The request »
Leaving out the pictures, please retype each record exactly.

— START OF Material for the task —

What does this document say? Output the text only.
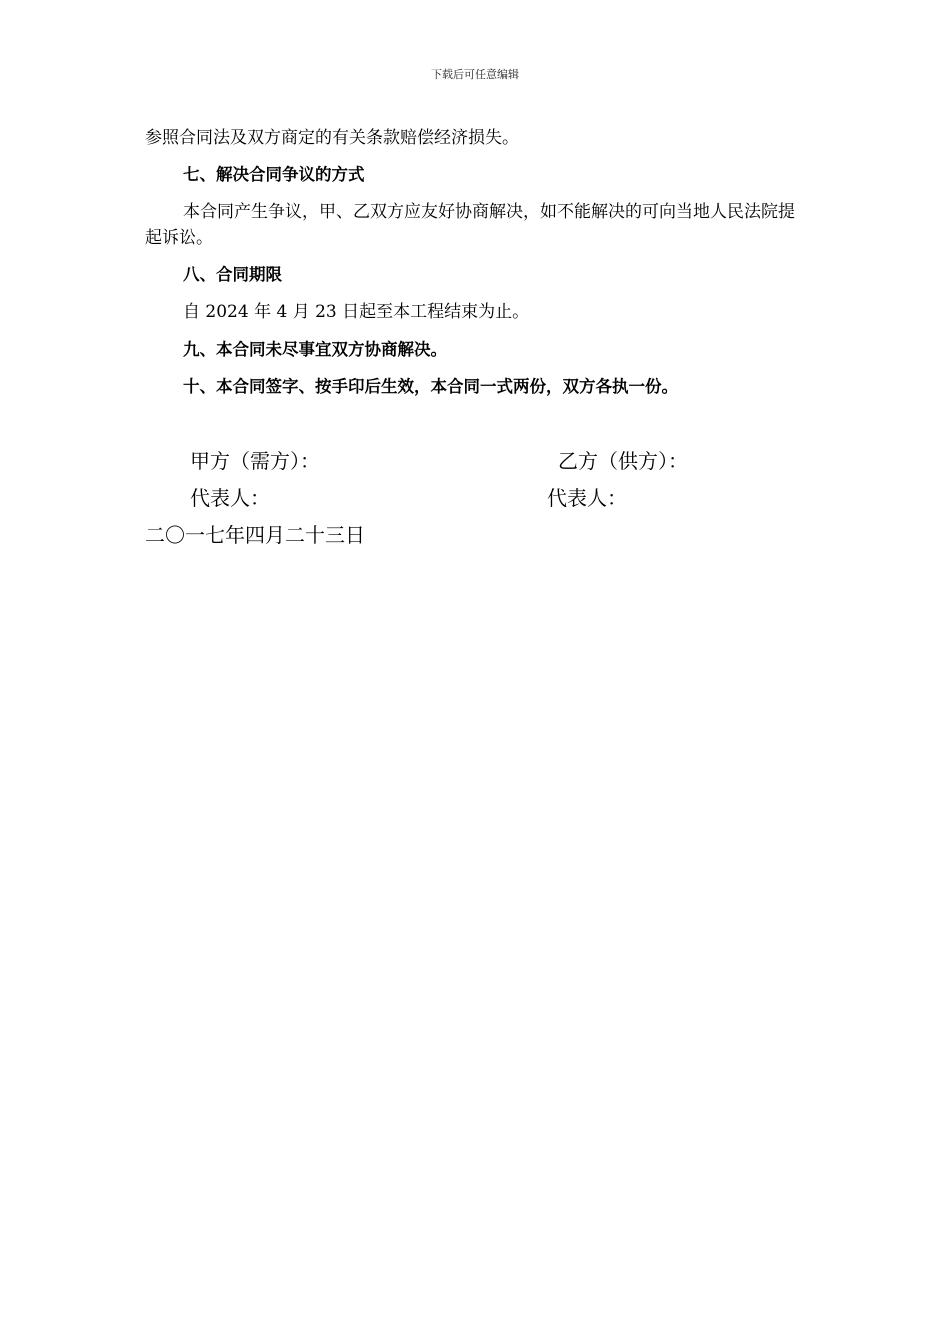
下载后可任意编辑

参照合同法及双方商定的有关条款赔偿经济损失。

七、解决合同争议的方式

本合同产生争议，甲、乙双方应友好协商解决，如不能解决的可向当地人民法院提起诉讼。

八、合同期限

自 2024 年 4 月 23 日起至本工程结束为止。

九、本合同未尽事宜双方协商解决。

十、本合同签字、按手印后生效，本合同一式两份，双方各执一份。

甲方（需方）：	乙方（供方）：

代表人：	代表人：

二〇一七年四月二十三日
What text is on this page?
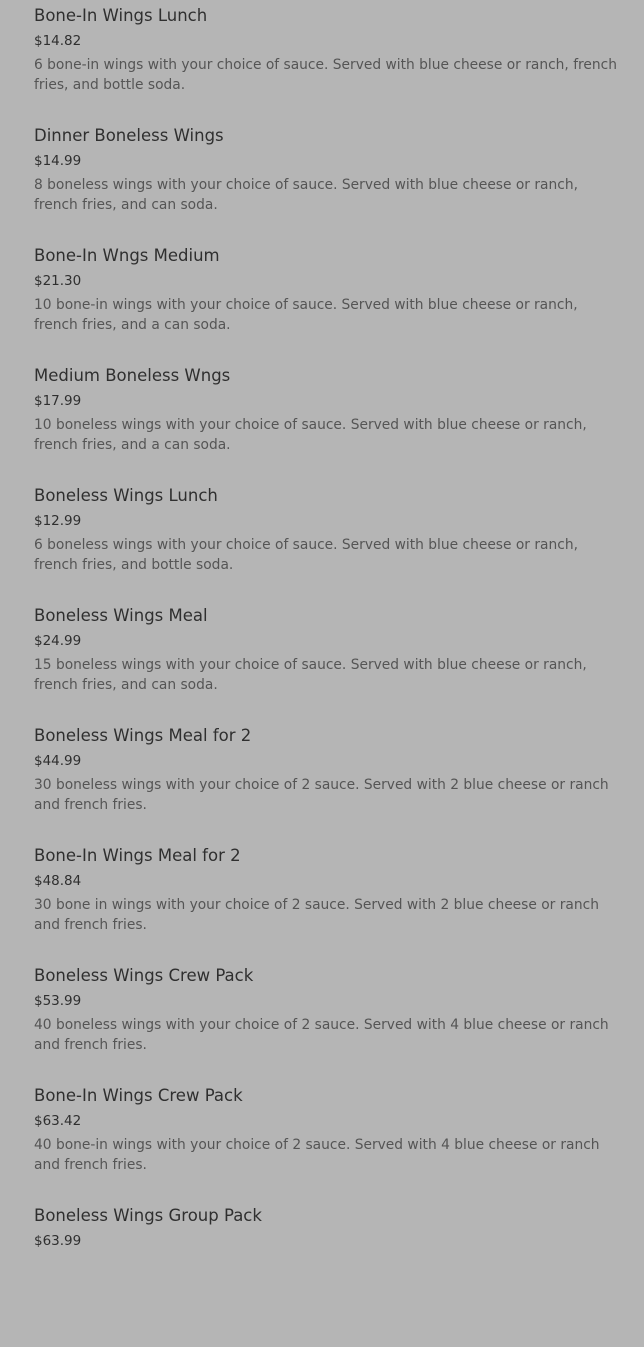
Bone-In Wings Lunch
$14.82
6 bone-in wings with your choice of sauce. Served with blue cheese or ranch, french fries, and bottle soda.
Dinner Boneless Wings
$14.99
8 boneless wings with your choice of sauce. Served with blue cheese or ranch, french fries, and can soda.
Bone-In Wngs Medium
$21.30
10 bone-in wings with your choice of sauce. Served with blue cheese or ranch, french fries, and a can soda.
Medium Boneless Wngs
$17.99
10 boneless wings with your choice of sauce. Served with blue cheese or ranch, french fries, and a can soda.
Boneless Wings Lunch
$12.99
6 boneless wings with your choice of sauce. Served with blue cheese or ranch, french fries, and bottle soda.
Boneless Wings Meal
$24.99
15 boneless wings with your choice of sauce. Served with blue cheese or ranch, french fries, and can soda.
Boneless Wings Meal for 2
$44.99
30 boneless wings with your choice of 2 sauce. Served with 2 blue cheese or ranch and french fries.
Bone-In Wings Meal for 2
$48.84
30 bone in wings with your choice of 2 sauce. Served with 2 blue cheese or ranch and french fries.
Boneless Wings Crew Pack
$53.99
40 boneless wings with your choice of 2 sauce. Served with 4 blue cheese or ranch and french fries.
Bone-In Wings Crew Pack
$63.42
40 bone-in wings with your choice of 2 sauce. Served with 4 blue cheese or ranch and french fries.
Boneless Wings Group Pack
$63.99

— END OF Material for the task —

Complete answer »
What does this document say? Output the text only.
下载后可任意编辑

参照合同法及双方商定的有关条款赔偿经济损失。

七、解决合同争议的方式

本合同产生争议，甲、乙双方应友好协商解决，如不能解决的可向当地人民法院提起诉讼。

八、合同期限

自 2024 年 4 月 23 日起至本工程结束为止。

九、本合同未尽事宜双方协商解决。

十、本合同签字、按手印后生效，本合同一式两份，双方各执一份。

甲方（需方）：	乙方（供方）：

代表人：	代表人：

二〇一七年四月二十三日
What text is on this page?
Bone-In Wings Lunch
$14.82
6 bone-in wings with your choice of sauce. Served with blue cheese or ranch, french fries, and bottle soda.
Dinner Boneless Wings
$14.99
8 boneless wings with your choice of sauce. Served with blue cheese or ranch, french fries, and can soda.
Bone-In Wngs Medium
$21.30
10 bone-in wings with your choice of sauce. Served with blue cheese or ranch, french fries, and a can soda.
Medium Boneless Wngs
$17.99
10 boneless wings with your choice of sauce. Served with blue cheese or ranch, french fries, and a can soda.
Boneless Wings Lunch
$12.99
6 boneless wings with your choice of sauce. Served with blue cheese or ranch, french fries, and bottle soda.
Boneless Wings Meal
$24.99
15 boneless wings with your choice of sauce. Served with blue cheese or ranch, french fries, and can soda.
Boneless Wings Meal for 2
$44.99
30 boneless wings with your choice of 2 sauce. Served with 2 blue cheese or ranch and french fries.
Bone-In Wings Meal for 2
$48.84
30 bone in wings with your choice of 2 sauce. Served with 2 blue cheese or ranch and french fries.
Boneless Wings Crew Pack
$53.99
40 boneless wings with your choice of 2 sauce. Served with 4 blue cheese or ranch and french fries.
Bone-In Wings Crew Pack
$63.42
40 bone-in wings with your choice of 2 sauce. Served with 4 blue cheese or ranch and french fries.
Boneless Wings Group Pack
$63.99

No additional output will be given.